Go through the records and copy each line where the word "times" occurs.

------ INFORMATION SHOWN ------

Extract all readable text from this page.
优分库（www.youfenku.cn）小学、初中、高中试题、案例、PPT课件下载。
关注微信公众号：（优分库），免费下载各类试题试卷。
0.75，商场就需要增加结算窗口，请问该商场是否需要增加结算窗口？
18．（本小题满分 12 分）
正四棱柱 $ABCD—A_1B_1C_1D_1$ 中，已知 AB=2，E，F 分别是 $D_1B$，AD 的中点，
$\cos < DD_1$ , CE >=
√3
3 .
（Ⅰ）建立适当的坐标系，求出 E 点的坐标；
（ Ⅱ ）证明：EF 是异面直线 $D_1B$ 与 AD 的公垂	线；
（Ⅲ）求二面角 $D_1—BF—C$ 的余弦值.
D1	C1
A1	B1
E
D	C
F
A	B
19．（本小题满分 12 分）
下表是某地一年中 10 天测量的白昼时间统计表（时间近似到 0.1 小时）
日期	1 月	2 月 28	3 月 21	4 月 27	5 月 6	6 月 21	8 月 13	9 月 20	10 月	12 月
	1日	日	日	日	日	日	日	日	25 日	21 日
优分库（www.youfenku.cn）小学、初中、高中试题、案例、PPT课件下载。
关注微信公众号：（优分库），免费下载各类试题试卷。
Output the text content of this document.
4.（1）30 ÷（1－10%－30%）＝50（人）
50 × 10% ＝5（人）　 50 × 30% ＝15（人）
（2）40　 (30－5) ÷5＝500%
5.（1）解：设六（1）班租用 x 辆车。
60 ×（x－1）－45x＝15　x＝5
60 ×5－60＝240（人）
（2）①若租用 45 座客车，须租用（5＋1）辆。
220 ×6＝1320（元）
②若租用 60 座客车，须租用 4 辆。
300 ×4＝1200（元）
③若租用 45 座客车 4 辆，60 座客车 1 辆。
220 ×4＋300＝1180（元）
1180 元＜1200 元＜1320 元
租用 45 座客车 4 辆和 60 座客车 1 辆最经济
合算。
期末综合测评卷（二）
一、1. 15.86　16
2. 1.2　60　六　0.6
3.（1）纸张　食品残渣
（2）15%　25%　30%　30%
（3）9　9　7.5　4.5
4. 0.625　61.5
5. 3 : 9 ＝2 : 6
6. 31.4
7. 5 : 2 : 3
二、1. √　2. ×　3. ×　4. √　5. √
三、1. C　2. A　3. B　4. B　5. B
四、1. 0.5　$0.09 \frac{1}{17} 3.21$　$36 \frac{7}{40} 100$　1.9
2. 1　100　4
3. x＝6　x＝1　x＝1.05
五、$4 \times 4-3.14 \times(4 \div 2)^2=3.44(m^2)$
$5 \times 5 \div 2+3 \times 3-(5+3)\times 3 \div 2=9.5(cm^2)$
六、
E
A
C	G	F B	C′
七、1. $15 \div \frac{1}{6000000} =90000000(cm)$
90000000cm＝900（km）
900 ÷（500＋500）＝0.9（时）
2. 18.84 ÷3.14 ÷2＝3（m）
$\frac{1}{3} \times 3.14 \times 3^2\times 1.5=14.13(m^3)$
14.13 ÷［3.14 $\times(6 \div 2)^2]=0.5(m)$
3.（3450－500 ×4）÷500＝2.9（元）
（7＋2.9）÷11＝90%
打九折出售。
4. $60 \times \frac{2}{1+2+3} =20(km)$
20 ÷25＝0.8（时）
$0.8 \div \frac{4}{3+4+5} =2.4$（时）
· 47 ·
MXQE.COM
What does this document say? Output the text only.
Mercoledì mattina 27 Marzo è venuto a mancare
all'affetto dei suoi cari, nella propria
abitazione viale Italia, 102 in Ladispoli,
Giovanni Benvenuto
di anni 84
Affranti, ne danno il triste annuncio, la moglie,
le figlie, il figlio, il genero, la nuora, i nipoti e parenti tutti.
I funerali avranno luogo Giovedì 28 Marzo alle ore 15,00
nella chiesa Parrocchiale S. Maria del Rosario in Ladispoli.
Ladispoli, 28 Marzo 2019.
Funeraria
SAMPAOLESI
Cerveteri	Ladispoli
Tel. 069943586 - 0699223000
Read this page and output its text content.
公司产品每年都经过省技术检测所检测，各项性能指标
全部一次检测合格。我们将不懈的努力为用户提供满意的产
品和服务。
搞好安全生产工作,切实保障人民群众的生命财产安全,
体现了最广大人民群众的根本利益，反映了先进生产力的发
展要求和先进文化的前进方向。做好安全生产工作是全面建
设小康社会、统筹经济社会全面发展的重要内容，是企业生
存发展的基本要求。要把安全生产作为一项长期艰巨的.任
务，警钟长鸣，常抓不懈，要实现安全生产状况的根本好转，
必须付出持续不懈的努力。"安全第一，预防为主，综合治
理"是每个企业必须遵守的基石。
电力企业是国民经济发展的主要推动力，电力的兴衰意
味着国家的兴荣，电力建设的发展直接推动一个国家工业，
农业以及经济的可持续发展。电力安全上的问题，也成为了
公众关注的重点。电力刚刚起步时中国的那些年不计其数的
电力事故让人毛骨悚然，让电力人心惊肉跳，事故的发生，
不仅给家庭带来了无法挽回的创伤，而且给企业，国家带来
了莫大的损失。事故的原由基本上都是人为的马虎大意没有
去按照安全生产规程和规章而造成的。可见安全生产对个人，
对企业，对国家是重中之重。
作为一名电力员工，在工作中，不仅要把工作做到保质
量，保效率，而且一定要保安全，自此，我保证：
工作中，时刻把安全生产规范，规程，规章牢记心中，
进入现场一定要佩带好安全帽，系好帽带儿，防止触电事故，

------

» **EXPECTED ANSWER**:
五、$4 \times 4-3.14 \times(4 \div 2)^2=3.44(m^2)$
$5 \times 5 \div 2+3 \times 3-(5+3)\times 3 \div 2=9.5(cm^2)$
$\frac{1}{3} \times 3.14 \times 3^2\times 1.5=14.13(m^3)$
14.13 ÷［3.14 $\times(6 \div 2)^2]=0.5(m)$
4. $60 \times \frac{2}{1+2+3} =20(km)$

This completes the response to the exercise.